STATED GOAL –
All of the records below need to be copied exactly.
++++ ENTRIES PROVIDED
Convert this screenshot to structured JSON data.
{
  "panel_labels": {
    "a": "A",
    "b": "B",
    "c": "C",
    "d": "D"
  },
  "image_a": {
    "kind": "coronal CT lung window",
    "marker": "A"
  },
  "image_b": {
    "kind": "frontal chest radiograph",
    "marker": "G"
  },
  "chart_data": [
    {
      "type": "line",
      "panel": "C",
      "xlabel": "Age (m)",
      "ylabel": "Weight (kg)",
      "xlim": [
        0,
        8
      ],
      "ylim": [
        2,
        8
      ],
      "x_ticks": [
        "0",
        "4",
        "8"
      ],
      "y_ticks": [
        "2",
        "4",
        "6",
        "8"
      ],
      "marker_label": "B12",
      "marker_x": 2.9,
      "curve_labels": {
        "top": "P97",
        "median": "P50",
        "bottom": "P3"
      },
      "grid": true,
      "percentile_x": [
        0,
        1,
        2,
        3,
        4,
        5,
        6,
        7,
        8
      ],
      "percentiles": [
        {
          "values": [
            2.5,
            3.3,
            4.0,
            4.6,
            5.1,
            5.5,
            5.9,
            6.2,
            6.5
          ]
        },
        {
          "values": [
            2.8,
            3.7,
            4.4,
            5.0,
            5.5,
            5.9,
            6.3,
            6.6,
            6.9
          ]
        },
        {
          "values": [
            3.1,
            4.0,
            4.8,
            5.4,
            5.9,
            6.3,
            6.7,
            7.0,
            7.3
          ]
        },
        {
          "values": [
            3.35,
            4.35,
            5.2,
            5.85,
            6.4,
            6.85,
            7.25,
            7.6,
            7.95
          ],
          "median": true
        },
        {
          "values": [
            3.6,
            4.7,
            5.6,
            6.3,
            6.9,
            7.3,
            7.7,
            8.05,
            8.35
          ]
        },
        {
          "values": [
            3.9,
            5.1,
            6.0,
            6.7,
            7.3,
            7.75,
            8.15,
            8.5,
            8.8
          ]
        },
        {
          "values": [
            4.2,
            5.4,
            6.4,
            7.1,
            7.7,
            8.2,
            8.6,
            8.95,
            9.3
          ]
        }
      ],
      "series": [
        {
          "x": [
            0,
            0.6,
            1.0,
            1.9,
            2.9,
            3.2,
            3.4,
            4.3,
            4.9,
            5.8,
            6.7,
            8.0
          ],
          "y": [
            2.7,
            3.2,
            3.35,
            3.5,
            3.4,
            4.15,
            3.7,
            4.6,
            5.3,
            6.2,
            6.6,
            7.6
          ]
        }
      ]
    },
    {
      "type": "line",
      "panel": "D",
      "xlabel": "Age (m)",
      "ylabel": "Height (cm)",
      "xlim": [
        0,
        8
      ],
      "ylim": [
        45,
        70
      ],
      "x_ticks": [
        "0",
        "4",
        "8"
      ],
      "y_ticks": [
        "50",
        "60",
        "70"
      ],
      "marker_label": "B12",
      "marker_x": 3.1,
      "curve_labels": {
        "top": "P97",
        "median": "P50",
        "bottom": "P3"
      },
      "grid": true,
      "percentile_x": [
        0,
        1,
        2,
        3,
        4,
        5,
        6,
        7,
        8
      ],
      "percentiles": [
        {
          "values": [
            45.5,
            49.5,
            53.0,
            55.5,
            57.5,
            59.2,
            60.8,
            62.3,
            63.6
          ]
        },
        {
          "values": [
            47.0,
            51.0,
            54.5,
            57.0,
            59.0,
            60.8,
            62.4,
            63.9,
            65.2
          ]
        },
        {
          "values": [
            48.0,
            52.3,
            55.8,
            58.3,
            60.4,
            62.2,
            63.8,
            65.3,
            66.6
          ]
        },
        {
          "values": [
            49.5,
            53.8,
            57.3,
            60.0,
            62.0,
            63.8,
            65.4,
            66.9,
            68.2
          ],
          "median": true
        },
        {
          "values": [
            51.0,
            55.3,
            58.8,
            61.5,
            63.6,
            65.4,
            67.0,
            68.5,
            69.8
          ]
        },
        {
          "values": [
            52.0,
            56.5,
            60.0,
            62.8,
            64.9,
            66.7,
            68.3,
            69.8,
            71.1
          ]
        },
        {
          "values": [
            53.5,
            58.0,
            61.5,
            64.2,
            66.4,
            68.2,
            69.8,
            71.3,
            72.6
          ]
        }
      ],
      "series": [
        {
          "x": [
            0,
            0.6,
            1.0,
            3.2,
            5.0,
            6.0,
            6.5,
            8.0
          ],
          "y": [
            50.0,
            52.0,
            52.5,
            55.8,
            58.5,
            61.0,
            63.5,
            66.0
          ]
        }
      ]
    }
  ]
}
++++++++
RESULT FOR THIS EXERCISE –
Convert this screenshot to structured JSON data.
{
  "panel_labels": {
    "a": "A",
    "b": "B",
    "c": "C",
    "d": "D"
  },
  "image_a": {
    "kind": "coronal CT lung window",
    "marker": "A"
  },
  "image_b": {
    "kind": "frontal chest radiograph",
    "marker": "G"
  },
  "chart_data": [
    {
      "type": "line",
      "panel": "C",
      "xlabel": "Age (m)",
      "ylabel": "Weight (kg)",
      "xlim": [
        0,
        8
      ],
      "ylim": [
        2,
        8
      ],
      "x_ticks": [
        "0",
        "4",
        "8"
      ],
      "y_ticks": [
        "2",
        "4",
        "6",
        "8"
      ],
      "marker_label": "B12",
      "marker_x": 2.9,
      "curve_labels": {
        "top": "P97",
        "median": "P50",
        "bottom": "P3"
      },
      "grid": true,
      "percentile_x": [
        0,
        1,
        2,
        3,
        4,
        5,
        6,
        7,
        8
      ],
      "percentiles": [
        {
          "values": [
            2.5,
            3.3,
            4.0,
            4.6,
            5.1,
            5.5,
            5.9,
            6.2,
            6.5
          ]
        },
        {
          "values": [
            2.8,
            3.7,
            4.4,
            5.0,
            5.5,
            5.9,
            6.3,
            6.6,
            6.9
          ]
        },
        {
          "values": [
            3.1,
            4.0,
            4.8,
            5.4,
            5.9,
            6.3,
            6.7,
            7.0,
            7.3
          ]
        },
        {
          "values": [
            3.35,
            4.35,
            5.2,
            5.85,
            6.4,
            6.85,
            7.25,
            7.6,
            7.95
          ],
          "median": true
        },
        {
          "values": [
            3.6,
            4.7,
            5.6,
            6.3,
            6.9,
            7.3,
            7.7,
            8.05,
            8.35
          ]
        },
        {
          "values": [
            3.9,
            5.1,
            6.0,
            6.7,
            7.3,
            7.75,
            8.15,
            8.5,
            8.8
          ]
        },
        {
          "values": [
            4.2,
            5.4,
            6.4,
            7.1,
            7.7,
            8.2,
            8.6,
            8.95,
            9.3
          ]
        }
      ],
      "series": [
        {
          "x": [
            0,
            0.6,
            1.0,
            1.9,
            2.9,
            3.2,
            3.4,
            4.3,
            4.9,
            5.8,
            6.7,
            8.0
          ],
          "y": [
            2.7,
            3.2,
            3.35,
            3.5,
            3.4,
            4.15,
            3.7,
            4.6,
            5.3,
            6.2,
            6.6,
            7.6
          ]
        }
      ]
    },
    {
      "type": "line",
      "panel": "D",
      "xlabel": "Age (m)",
      "ylabel": "Height (cm)",
      "xlim": [
        0,
        8
      ],
      "ylim": [
        45,
        70
      ],
      "x_ticks": [
        "0",
        "4",
        "8"
      ],
      "y_ticks": [
        "50",
        "60",
        "70"
      ],
      "marker_label": "B12",
      "marker_x": 3.1,
      "curve_labels": {
        "top": "P97",
        "median": "P50",
        "bottom": "P3"
      },
      "grid": true,
      "percentile_x": [
        0,
        1,
        2,
        3,
        4,
        5,
        6,
        7,
        8
      ],
      "percentiles": [
        {
          "values": [
            45.5,
            49.5,
            53.0,
            55.5,
            57.5,
            59.2,
            60.8,
            62.3,
            63.6
          ]
        },
        {
          "values": [
            47.0,
            51.0,
            54.5,
            57.0,
            59.0,
            60.8,
            62.4,
            63.9,
            65.2
          ]
        },
        {
          "values": [
            48.0,
            52.3,
            55.8,
            58.3,
            60.4,
            62.2,
            63.8,
            65.3,
            66.6
          ]
        },
        {
          "values": [
            49.5,
            53.8,
            57.3,
            60.0,
            62.0,
            63.8,
            65.4,
            66.9,
            68.2
          ],
          "median": true
        },
        {
          "values": [
            51.0,
            55.3,
            58.8,
            61.5,
            63.6,
            65.4,
            67.0,
            68.5,
            69.8
          ]
        },
        {
          "values": [
            52.0,
            56.5,
            60.0,
            62.8,
            64.9,
            66.7,
            68.3,
            69.8,
            71.1
          ]
        },
        {
          "values": [
            53.5,
            58.0,
            61.5,
            64.2,
            66.4,
            68.2,
            69.8,
            71.3,
            72.6
          ]
        }
      ],
      "series": [
        {
          "x": [
            0,
            0.6,
            1.0,
            3.2,
            5.0,
            6.0,
            6.5,
            8.0
          ],
          "y": [
            50.0,
            52.0,
            52.5,
            55.8,
            58.5,
            61.0,
            63.5,
            66.0
          ]
        }
      ]
    }
  ]
}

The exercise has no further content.